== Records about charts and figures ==
• • •

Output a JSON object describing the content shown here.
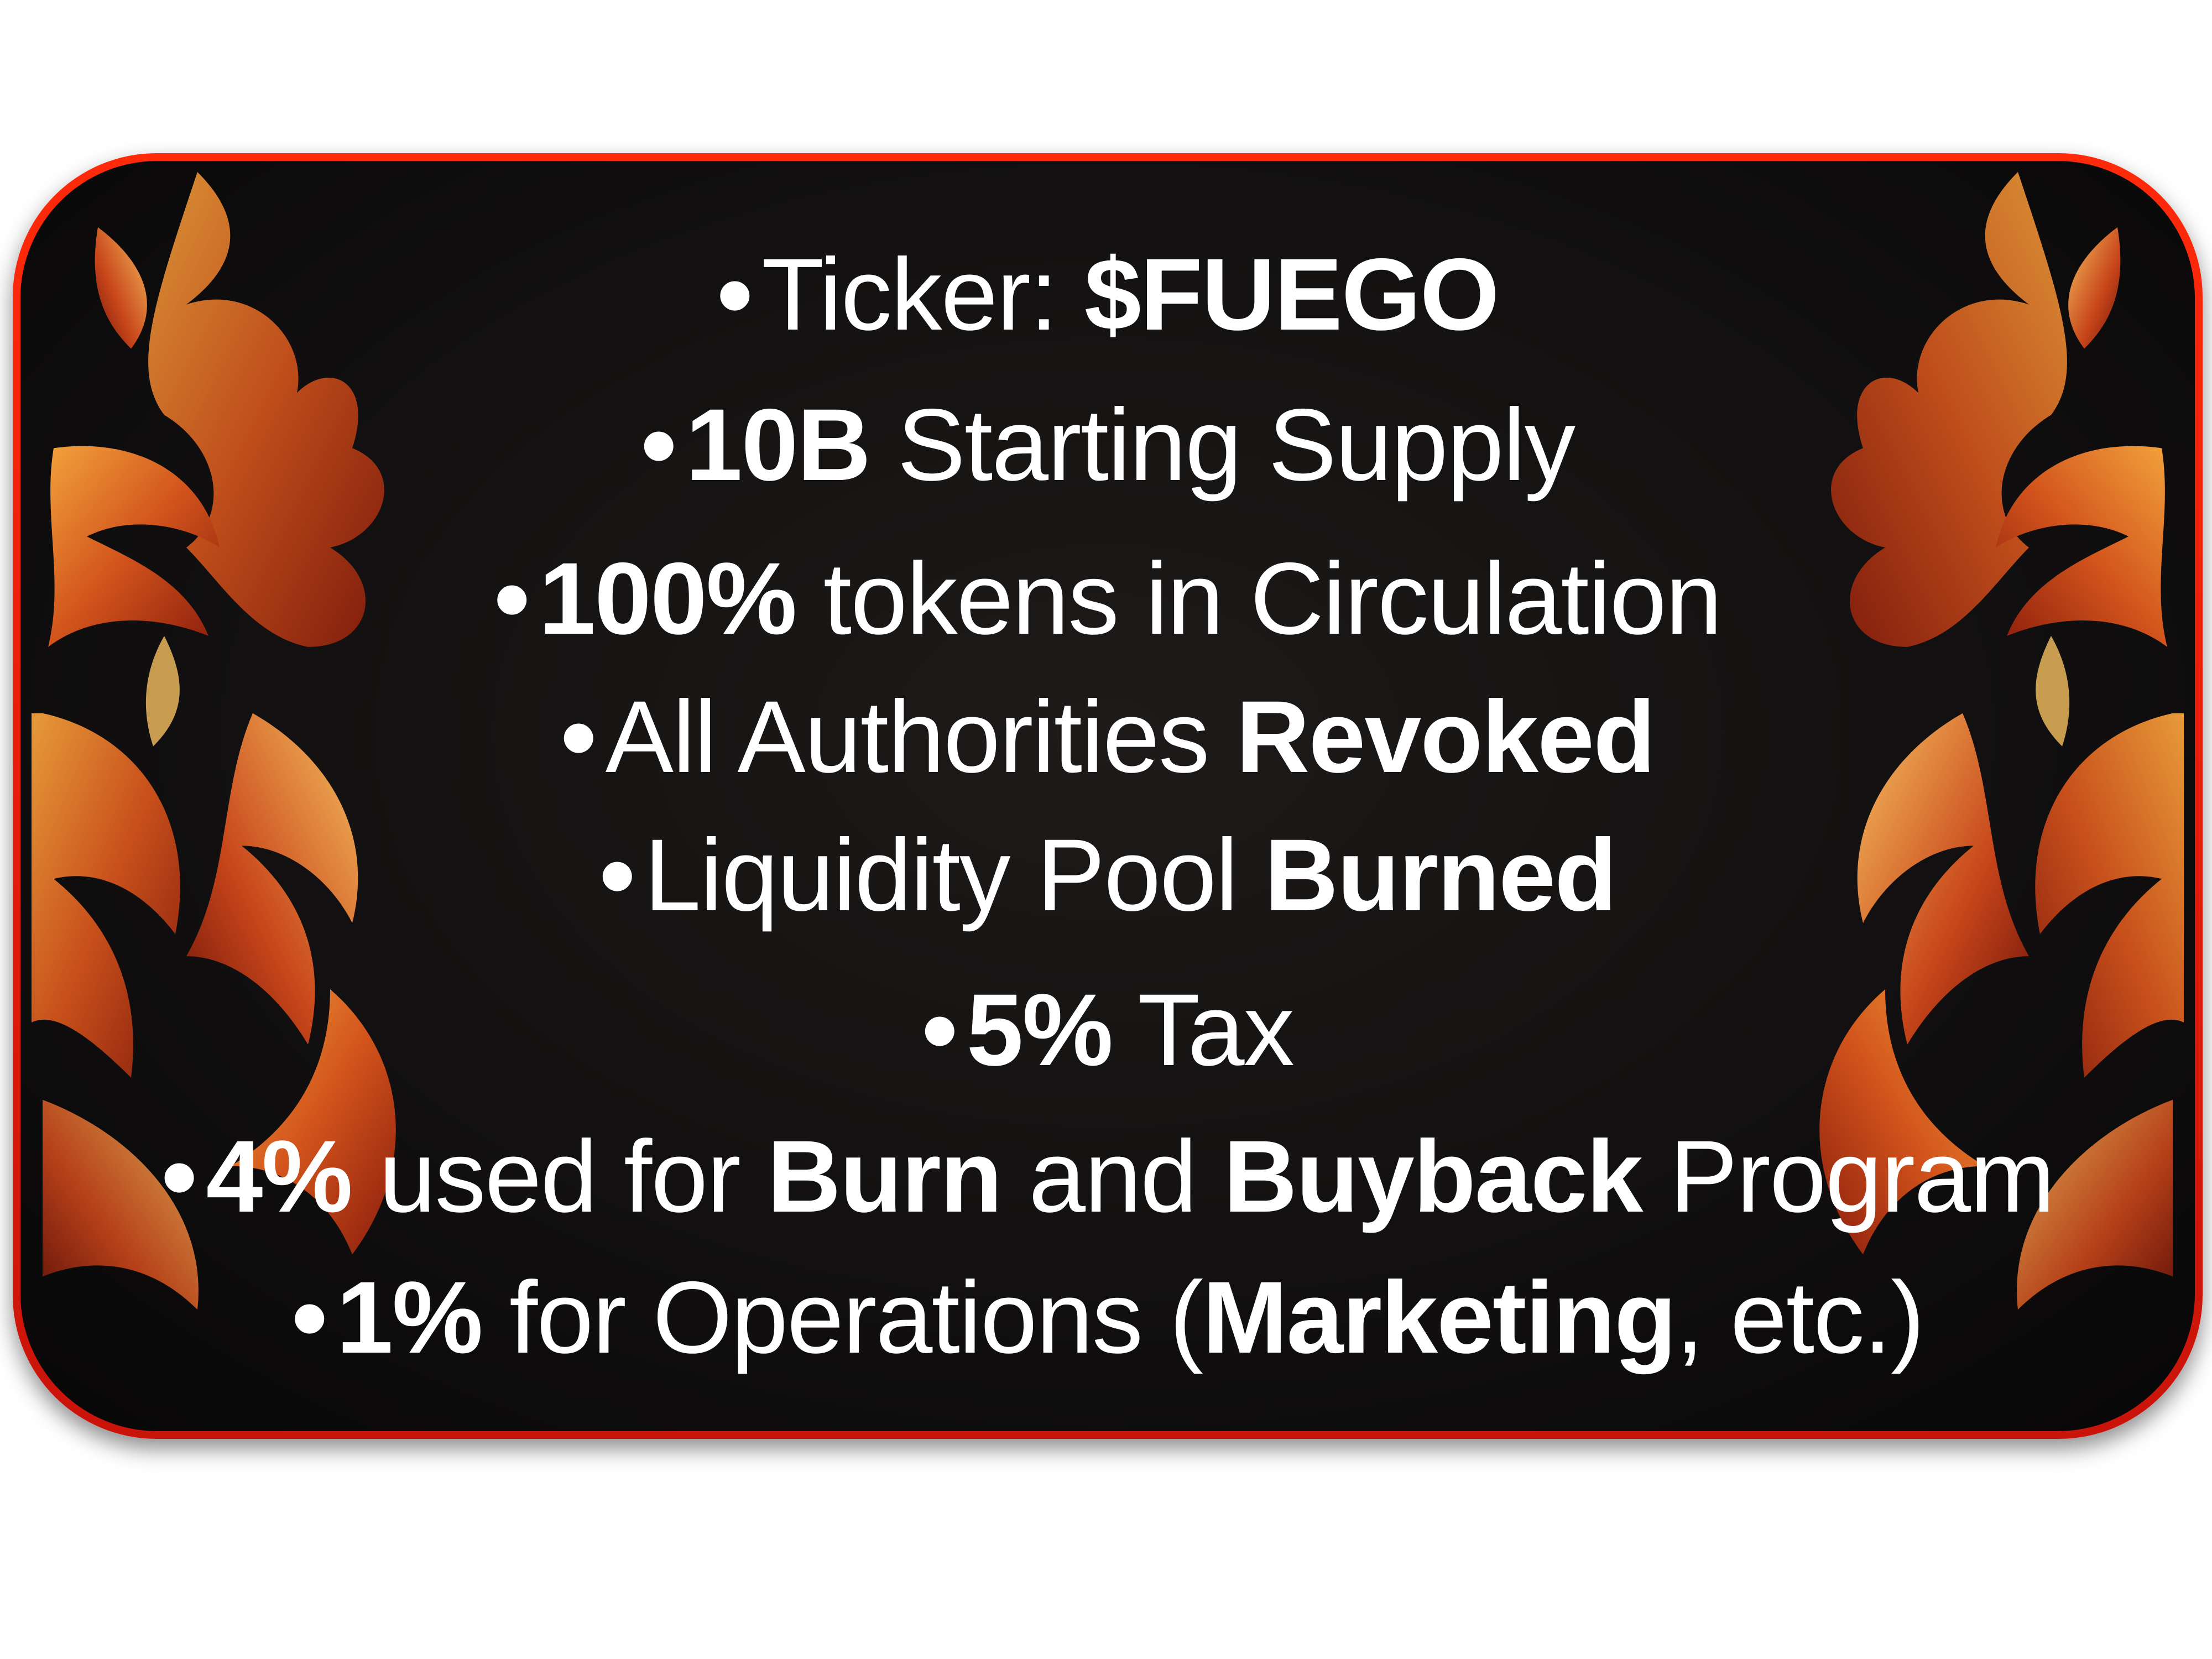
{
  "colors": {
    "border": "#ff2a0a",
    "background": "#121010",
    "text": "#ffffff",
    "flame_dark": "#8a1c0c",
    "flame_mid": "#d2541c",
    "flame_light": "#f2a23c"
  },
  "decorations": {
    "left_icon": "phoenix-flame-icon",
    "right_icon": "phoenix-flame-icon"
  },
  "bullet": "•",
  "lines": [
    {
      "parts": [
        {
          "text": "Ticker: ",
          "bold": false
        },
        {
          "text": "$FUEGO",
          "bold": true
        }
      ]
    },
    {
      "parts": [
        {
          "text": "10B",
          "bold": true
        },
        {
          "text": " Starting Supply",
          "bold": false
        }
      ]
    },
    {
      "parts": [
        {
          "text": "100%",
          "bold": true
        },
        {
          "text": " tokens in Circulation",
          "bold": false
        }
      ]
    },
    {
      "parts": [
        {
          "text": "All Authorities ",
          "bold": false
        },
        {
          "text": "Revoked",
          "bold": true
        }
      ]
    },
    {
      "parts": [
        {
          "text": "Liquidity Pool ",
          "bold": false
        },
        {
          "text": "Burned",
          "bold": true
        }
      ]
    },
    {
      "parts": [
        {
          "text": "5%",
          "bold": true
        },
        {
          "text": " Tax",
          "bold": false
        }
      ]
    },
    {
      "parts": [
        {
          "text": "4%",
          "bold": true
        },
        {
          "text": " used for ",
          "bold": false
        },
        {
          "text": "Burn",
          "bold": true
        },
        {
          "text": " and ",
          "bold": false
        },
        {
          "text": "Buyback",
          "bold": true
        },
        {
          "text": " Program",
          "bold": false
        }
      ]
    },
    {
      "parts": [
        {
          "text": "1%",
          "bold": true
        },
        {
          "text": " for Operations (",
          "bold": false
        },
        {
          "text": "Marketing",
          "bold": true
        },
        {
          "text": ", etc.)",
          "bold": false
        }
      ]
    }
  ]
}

• • •

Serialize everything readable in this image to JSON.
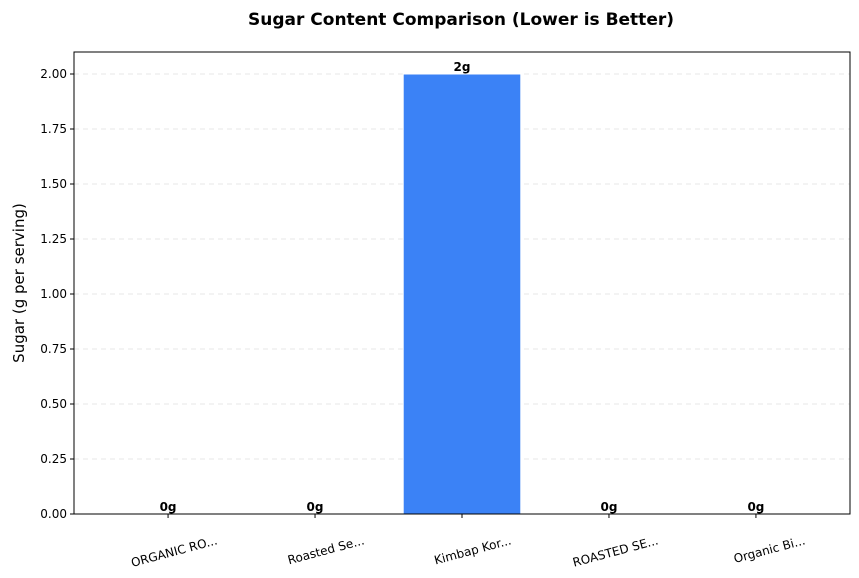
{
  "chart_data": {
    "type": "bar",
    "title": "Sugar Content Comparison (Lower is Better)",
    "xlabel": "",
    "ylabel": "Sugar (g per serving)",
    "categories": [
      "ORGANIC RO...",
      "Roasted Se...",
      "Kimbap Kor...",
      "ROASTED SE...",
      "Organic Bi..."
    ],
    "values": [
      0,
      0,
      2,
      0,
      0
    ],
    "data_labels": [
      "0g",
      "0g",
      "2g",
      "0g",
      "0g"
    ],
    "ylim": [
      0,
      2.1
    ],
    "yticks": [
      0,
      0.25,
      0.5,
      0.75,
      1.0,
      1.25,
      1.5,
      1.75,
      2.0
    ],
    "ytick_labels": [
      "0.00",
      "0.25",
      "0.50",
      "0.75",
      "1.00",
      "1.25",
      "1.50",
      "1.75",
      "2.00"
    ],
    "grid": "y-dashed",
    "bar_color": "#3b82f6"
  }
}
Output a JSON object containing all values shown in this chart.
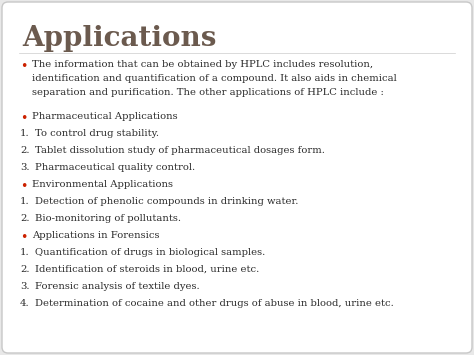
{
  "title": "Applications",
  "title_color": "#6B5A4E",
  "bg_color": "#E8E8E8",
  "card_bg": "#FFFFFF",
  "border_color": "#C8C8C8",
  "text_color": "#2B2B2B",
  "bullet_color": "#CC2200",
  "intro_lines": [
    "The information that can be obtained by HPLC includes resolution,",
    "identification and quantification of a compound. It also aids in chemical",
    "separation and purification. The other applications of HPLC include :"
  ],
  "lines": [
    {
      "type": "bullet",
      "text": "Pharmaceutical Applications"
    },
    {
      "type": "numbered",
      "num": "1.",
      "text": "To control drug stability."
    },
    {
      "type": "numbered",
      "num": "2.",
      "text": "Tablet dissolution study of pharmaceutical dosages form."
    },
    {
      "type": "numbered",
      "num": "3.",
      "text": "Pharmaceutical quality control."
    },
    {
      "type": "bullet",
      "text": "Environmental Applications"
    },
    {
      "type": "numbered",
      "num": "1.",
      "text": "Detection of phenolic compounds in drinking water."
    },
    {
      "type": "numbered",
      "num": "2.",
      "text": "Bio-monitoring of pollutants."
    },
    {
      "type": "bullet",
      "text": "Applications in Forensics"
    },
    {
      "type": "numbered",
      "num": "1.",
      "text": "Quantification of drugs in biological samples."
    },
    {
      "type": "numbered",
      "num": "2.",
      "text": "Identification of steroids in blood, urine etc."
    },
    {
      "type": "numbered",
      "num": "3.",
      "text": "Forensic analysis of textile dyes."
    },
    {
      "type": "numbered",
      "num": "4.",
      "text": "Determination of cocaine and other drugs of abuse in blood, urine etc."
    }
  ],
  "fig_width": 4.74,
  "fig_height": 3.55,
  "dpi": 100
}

• • •

== Task directions ==
Track down the lines that include the word "phoenix" and copy them.

== Result of the task ==
    "left_icon": "phoenix-flame-icon",
    "right_icon": "phoenix-flame-icon"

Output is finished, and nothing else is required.